Records:

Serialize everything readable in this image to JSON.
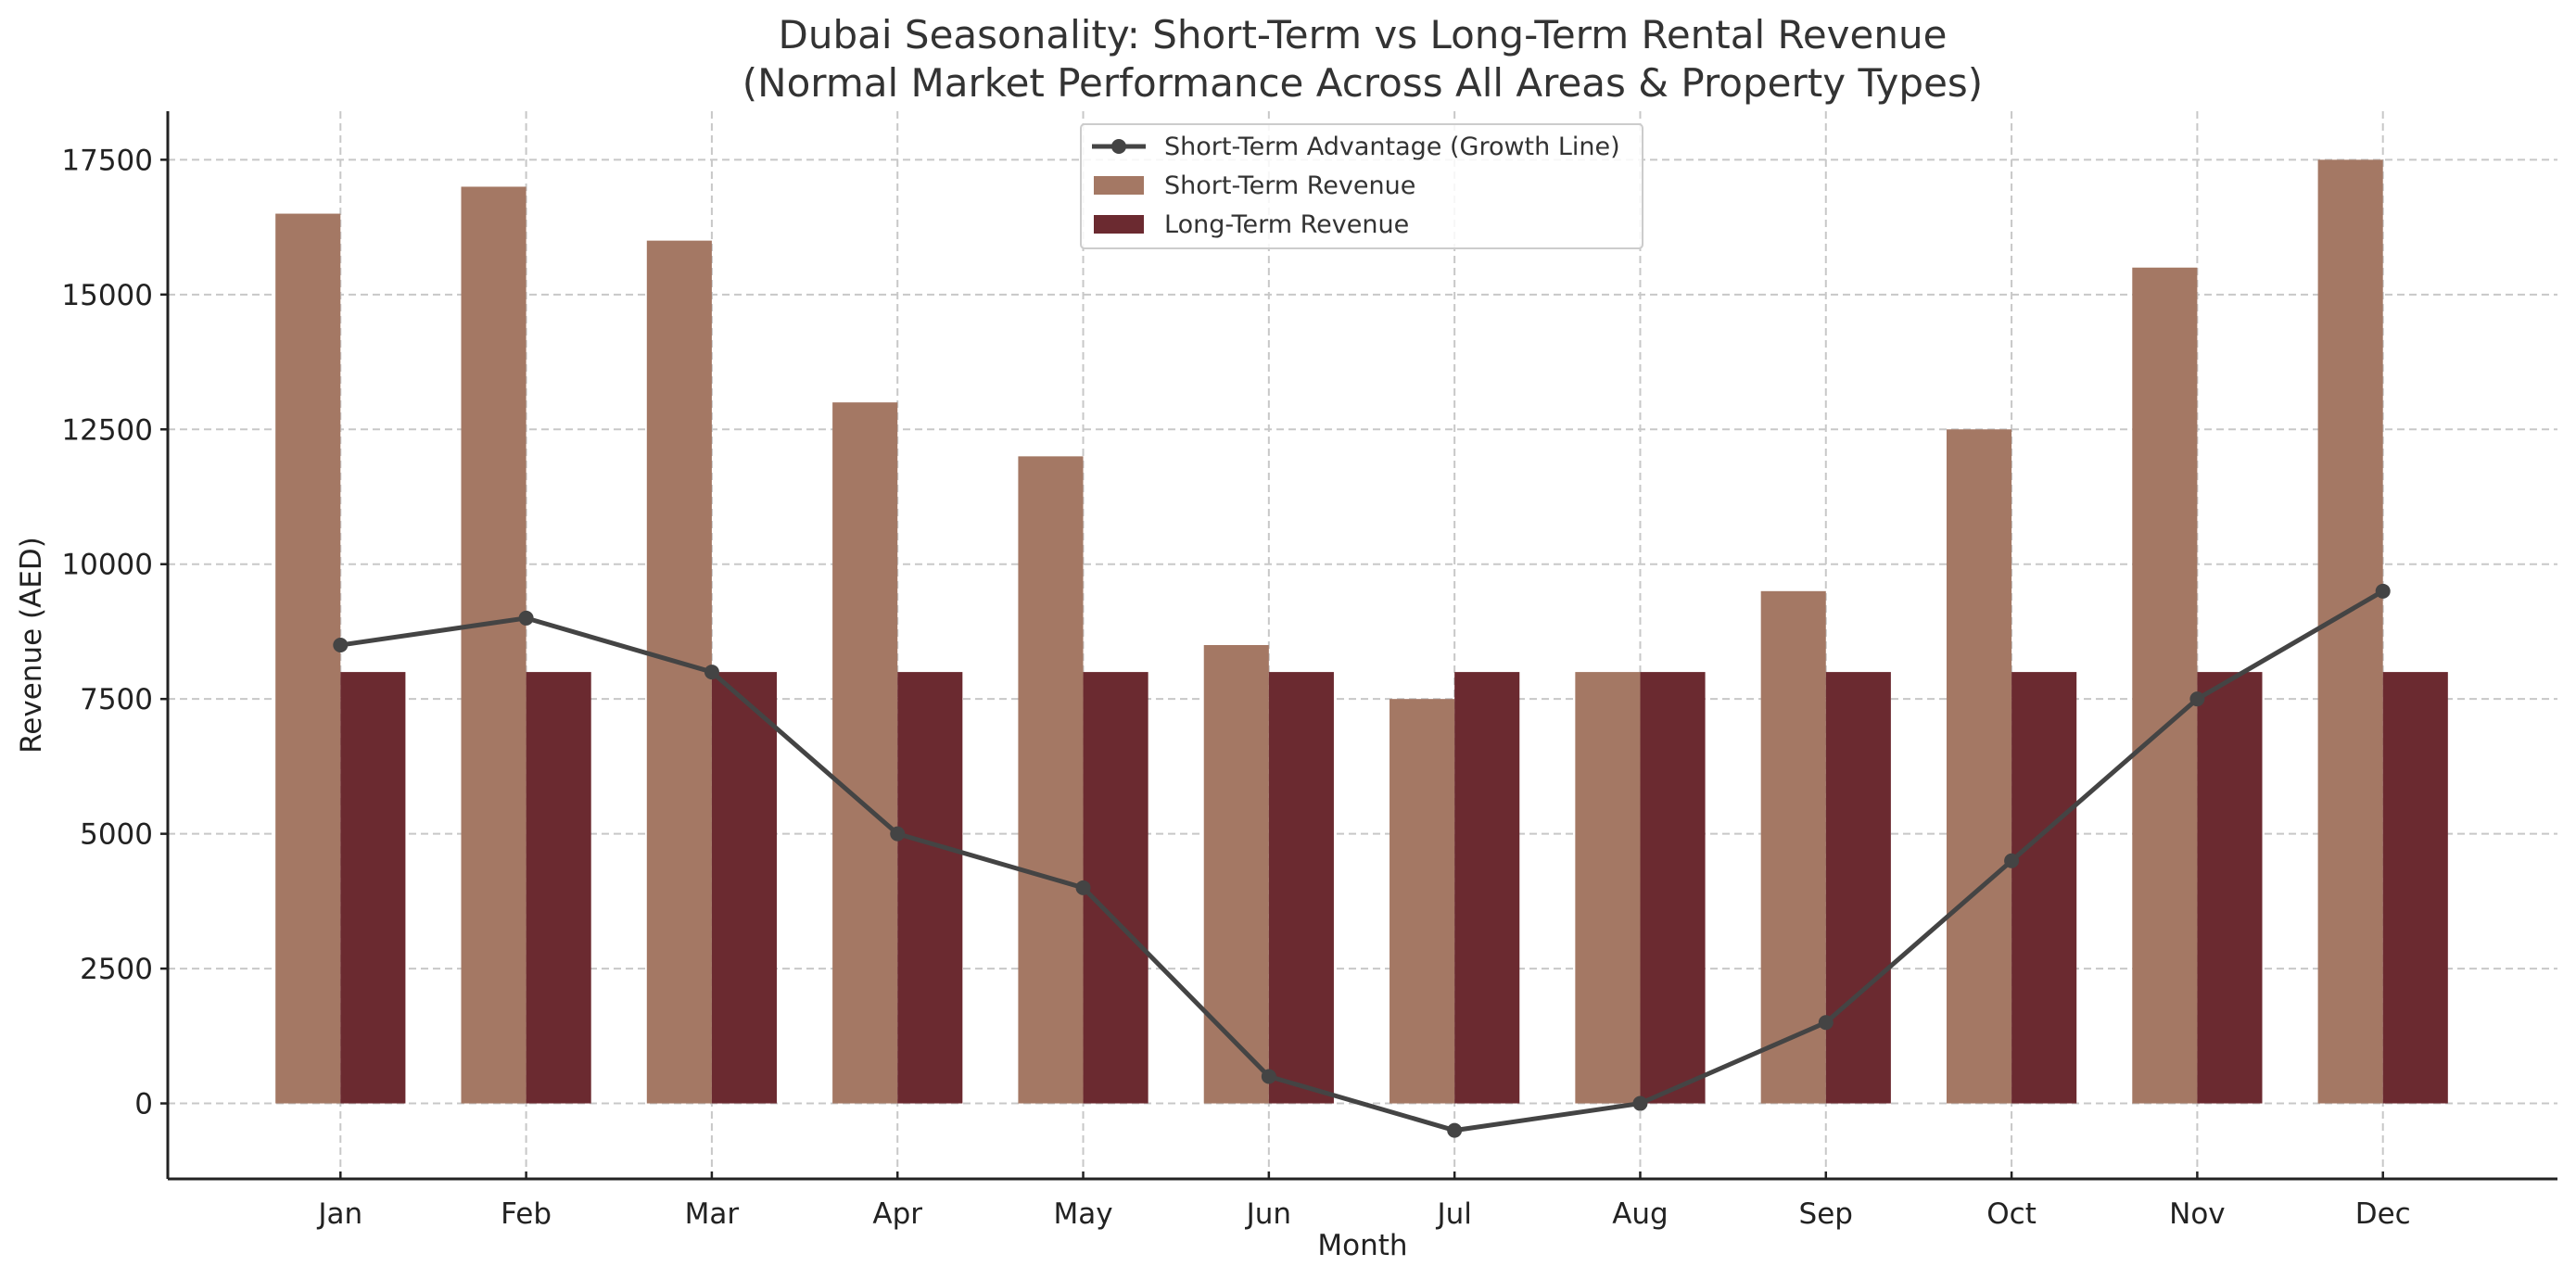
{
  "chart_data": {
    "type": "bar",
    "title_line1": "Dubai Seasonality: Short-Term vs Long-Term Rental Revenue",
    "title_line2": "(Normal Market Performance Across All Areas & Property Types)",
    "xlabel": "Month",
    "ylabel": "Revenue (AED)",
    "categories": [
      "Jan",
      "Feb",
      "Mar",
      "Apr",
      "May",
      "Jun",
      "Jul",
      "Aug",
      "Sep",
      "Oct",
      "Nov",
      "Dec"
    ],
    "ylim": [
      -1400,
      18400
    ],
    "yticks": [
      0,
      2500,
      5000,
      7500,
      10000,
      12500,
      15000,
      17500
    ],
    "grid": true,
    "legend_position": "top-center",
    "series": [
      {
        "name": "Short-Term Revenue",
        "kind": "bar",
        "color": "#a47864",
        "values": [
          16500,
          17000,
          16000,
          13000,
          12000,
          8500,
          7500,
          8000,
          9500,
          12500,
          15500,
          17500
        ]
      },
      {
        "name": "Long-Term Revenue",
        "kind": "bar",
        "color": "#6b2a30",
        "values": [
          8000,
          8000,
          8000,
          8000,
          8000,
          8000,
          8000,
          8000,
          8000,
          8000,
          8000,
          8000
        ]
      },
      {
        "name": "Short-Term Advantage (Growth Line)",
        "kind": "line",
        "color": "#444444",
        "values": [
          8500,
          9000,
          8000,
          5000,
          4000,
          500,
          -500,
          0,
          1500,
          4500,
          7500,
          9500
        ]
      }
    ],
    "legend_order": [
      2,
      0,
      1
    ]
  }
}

What you should do:
Omit every picture while copying the listing above exactly.

Exercise solution:
Serialize everything readable in this image to JSON.
{
  "chart_data": {
    "type": "bar",
    "title_line1": "Dubai Seasonality: Short-Term vs Long-Term Rental Revenue",
    "title_line2": "(Normal Market Performance Across All Areas & Property Types)",
    "xlabel": "Month",
    "ylabel": "Revenue (AED)",
    "categories": [
      "Jan",
      "Feb",
      "Mar",
      "Apr",
      "May",
      "Jun",
      "Jul",
      "Aug",
      "Sep",
      "Oct",
      "Nov",
      "Dec"
    ],
    "ylim": [
      -1400,
      18400
    ],
    "yticks": [
      0,
      2500,
      5000,
      7500,
      10000,
      12500,
      15000,
      17500
    ],
    "grid": true,
    "legend_position": "top-center",
    "series": [
      {
        "name": "Short-Term Revenue",
        "kind": "bar",
        "color": "#a47864",
        "values": [
          16500,
          17000,
          16000,
          13000,
          12000,
          8500,
          7500,
          8000,
          9500,
          12500,
          15500,
          17500
        ]
      },
      {
        "name": "Long-Term Revenue",
        "kind": "bar",
        "color": "#6b2a30",
        "values": [
          8000,
          8000,
          8000,
          8000,
          8000,
          8000,
          8000,
          8000,
          8000,
          8000,
          8000,
          8000
        ]
      },
      {
        "name": "Short-Term Advantage (Growth Line)",
        "kind": "line",
        "color": "#444444",
        "values": [
          8500,
          9000,
          8000,
          5000,
          4000,
          500,
          -500,
          0,
          1500,
          4500,
          7500,
          9500
        ]
      }
    ],
    "legend_order": [
      2,
      0,
      1
    ]
  }
}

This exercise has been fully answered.